● **TASK INSTRUCTIONS**
Show every line of the records below that contains the word "plus".

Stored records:
━━━━━━━━━━
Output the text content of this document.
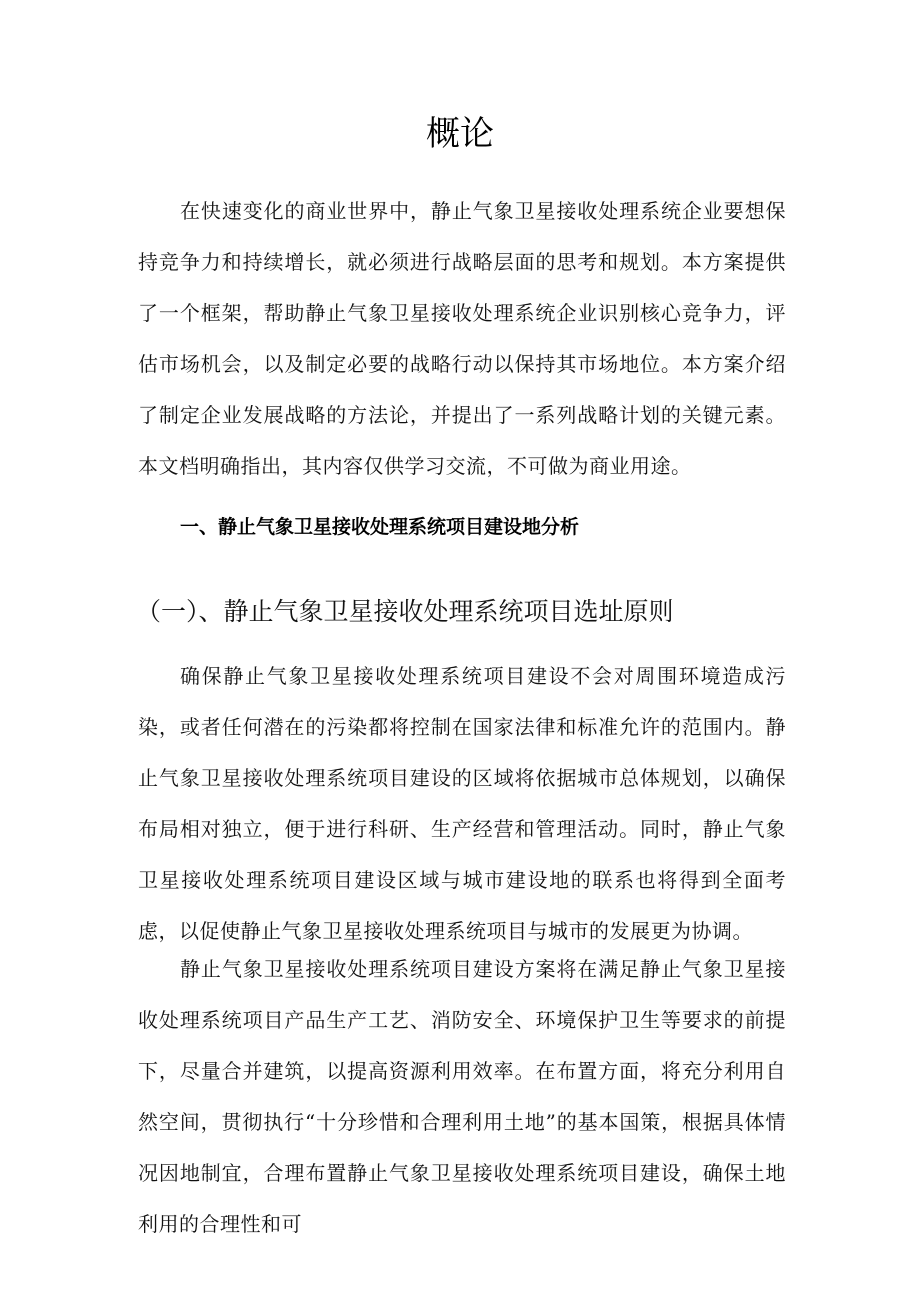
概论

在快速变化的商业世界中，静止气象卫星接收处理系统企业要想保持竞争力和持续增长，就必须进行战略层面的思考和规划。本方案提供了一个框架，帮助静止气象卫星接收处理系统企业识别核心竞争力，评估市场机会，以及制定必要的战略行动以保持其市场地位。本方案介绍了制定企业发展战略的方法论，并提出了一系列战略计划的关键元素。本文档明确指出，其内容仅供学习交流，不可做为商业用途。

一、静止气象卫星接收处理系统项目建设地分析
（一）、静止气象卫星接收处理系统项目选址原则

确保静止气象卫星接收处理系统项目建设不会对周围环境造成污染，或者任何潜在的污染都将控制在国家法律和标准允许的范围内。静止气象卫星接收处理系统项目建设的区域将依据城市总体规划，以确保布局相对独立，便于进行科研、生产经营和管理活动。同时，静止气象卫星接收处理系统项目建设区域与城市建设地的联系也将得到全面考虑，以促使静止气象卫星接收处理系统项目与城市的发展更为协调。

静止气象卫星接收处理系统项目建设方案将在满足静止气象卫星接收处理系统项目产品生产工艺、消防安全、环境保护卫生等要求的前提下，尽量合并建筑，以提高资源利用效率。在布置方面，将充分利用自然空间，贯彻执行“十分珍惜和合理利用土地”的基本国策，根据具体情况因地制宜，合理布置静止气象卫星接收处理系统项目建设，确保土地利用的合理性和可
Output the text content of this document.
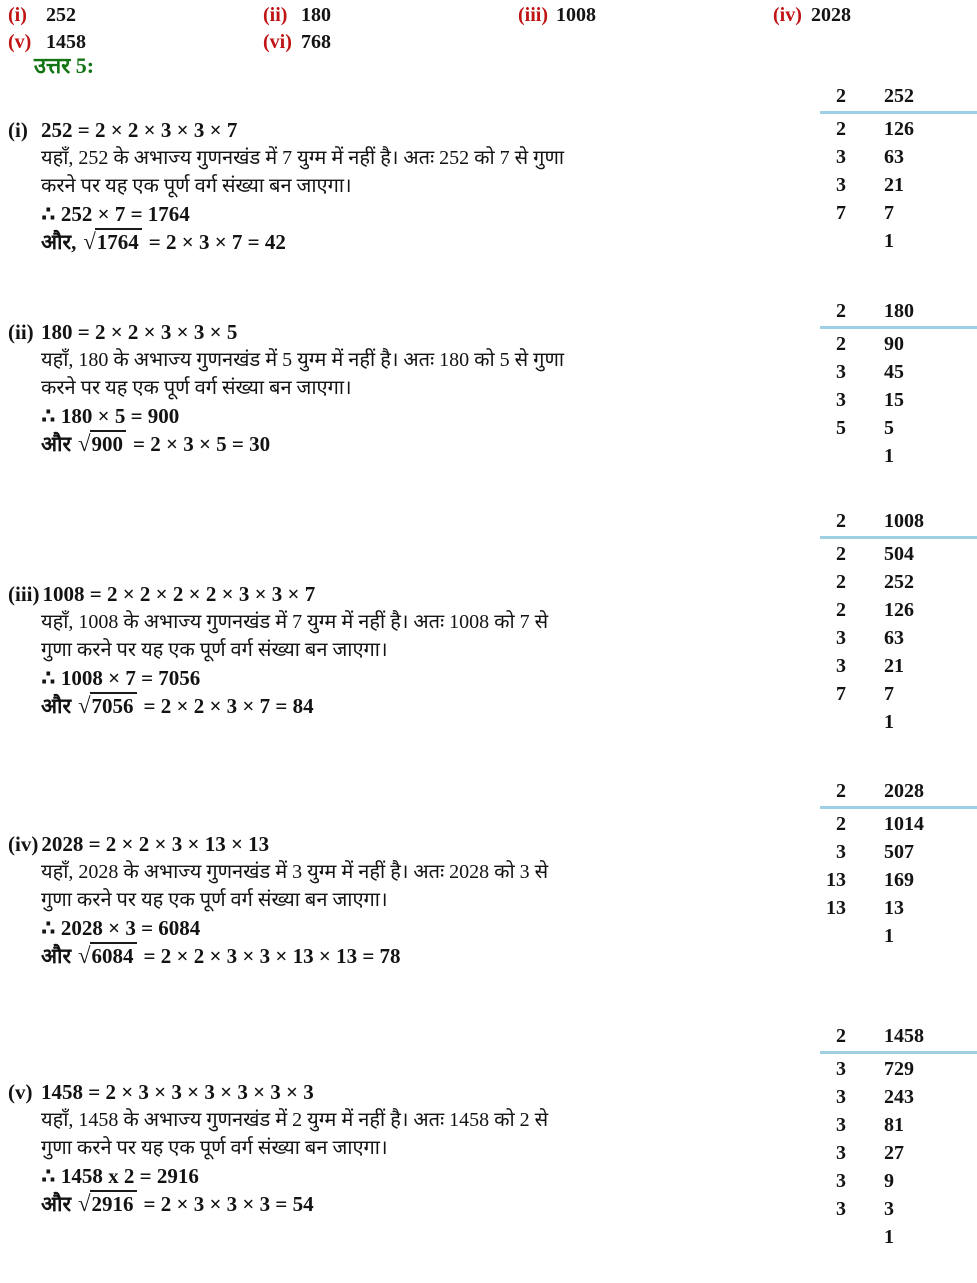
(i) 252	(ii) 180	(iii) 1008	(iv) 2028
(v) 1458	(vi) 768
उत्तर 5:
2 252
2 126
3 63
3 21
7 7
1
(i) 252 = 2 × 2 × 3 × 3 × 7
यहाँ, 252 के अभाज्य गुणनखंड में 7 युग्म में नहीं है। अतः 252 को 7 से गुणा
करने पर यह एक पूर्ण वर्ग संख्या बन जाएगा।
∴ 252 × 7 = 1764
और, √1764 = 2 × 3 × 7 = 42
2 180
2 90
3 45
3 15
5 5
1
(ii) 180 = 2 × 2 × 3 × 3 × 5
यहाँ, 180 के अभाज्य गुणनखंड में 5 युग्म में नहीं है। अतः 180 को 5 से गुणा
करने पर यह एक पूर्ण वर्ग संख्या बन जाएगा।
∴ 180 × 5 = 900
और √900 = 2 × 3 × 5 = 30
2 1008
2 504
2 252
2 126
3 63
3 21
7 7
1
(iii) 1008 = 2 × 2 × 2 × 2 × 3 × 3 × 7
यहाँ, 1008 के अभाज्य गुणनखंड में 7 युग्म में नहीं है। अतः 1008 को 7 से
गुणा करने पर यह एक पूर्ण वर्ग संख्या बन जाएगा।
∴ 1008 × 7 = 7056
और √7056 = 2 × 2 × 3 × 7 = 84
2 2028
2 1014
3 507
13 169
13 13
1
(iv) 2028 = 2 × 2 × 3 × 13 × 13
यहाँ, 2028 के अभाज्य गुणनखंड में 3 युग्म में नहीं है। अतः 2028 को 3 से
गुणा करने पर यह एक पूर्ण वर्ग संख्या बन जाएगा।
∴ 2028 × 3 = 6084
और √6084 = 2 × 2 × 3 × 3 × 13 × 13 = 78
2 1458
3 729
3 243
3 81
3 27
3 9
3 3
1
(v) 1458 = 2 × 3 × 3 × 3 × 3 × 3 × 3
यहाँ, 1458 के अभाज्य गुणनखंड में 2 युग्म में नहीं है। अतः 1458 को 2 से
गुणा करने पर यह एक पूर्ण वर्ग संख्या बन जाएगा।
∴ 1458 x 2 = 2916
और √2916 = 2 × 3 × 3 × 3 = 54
━━━━━━━━━━
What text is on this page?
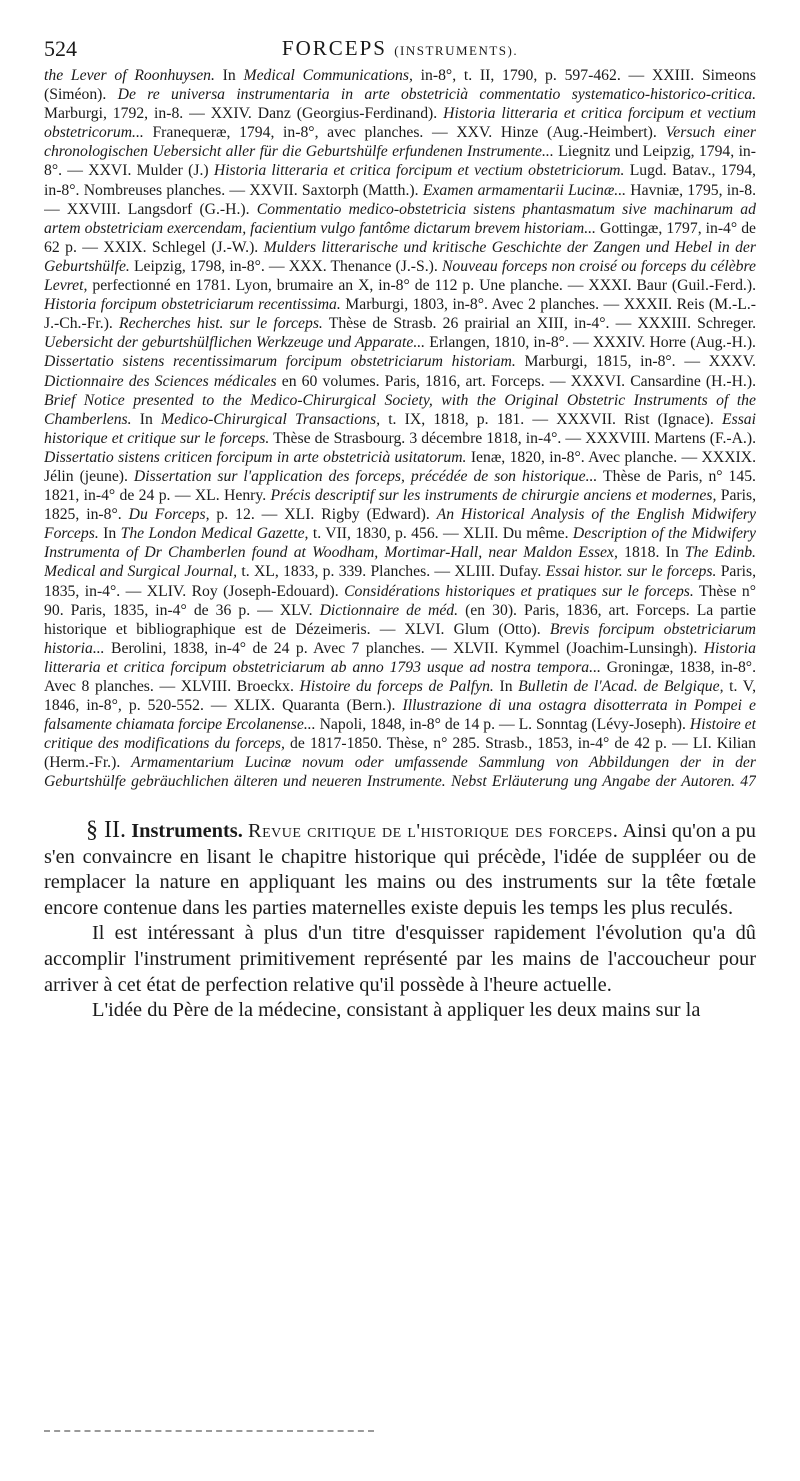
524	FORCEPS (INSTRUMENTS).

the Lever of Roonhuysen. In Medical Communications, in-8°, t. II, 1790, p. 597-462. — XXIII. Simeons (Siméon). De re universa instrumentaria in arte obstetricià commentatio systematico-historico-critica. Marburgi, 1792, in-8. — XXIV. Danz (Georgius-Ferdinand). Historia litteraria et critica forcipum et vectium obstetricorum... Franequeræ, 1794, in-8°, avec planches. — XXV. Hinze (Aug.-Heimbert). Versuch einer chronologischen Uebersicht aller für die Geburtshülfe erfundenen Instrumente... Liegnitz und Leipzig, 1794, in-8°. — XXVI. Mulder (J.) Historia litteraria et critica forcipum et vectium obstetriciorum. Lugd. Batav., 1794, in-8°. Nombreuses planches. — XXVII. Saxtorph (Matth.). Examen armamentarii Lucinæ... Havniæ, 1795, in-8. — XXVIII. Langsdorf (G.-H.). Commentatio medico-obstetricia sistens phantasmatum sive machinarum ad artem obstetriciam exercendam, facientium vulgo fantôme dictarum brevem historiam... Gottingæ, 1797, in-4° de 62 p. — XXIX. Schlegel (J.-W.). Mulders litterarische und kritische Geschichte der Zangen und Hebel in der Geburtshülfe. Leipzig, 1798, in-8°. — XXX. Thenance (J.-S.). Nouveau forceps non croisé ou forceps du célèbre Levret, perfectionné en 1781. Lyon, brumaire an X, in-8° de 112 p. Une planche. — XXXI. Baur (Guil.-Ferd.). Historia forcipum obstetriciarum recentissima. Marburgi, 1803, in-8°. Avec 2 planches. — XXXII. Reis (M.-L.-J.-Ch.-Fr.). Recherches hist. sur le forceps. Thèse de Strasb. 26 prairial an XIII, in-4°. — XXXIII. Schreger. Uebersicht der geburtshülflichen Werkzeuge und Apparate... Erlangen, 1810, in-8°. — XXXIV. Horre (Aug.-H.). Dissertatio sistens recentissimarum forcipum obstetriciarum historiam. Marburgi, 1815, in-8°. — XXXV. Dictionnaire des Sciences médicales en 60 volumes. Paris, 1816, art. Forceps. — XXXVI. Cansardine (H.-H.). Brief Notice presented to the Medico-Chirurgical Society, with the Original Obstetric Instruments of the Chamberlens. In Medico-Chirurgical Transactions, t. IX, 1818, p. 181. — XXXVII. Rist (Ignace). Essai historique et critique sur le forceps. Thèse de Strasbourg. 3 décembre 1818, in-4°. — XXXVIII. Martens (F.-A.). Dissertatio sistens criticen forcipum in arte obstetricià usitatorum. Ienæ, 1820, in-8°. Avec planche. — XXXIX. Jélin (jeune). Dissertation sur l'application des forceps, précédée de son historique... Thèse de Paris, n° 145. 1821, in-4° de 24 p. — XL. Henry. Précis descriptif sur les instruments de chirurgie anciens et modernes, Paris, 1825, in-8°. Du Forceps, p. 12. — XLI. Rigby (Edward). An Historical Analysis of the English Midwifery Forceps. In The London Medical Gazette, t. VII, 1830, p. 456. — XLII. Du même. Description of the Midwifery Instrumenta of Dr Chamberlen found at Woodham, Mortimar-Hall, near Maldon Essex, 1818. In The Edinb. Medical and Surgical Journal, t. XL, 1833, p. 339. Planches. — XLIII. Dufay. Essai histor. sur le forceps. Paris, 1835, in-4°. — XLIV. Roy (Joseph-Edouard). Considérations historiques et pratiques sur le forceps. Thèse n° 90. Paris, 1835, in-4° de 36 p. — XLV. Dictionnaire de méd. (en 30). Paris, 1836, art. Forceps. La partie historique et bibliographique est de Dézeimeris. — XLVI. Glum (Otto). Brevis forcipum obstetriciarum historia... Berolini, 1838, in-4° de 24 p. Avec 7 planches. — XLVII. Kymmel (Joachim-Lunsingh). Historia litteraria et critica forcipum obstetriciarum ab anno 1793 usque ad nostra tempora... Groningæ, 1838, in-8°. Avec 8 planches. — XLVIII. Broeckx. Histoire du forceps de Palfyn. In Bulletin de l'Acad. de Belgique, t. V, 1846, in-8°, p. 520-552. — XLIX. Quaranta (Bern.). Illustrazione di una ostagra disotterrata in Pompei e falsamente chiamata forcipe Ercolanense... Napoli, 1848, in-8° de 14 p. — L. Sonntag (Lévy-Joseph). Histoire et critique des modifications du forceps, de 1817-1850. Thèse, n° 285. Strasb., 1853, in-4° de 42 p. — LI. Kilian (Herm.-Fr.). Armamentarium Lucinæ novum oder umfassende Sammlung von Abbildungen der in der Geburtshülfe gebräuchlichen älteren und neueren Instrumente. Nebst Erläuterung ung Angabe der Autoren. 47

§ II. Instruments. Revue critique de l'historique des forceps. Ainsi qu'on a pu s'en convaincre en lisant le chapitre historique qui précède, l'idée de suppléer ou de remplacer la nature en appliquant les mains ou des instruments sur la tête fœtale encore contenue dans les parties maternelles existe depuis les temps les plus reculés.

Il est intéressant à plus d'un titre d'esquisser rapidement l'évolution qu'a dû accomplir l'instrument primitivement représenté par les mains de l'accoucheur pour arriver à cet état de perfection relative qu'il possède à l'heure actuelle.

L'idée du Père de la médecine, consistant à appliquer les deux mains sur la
━━━━━━━━━━
● **FINISHED ANSWER**
§ II. Instruments. Revue critique de l'historique des forceps. Ainsi qu'on a pu s'en convaincre en lisant le chapitre historique qui précède, l'idée de suppléer ou de remplacer la nature en appliquant les mains ou des instruments sur la tête fœtale encore contenue dans les parties maternelles existe depuis les temps les plus reculés.
Il est intéressant à plus d'un titre d'esquisser rapidement l'évolution qu'a dû accomplir l'instrument primitivement représenté par les mains de l'accoucheur pour arriver à cet état de perfection relative qu'il possède à l'heure actuelle.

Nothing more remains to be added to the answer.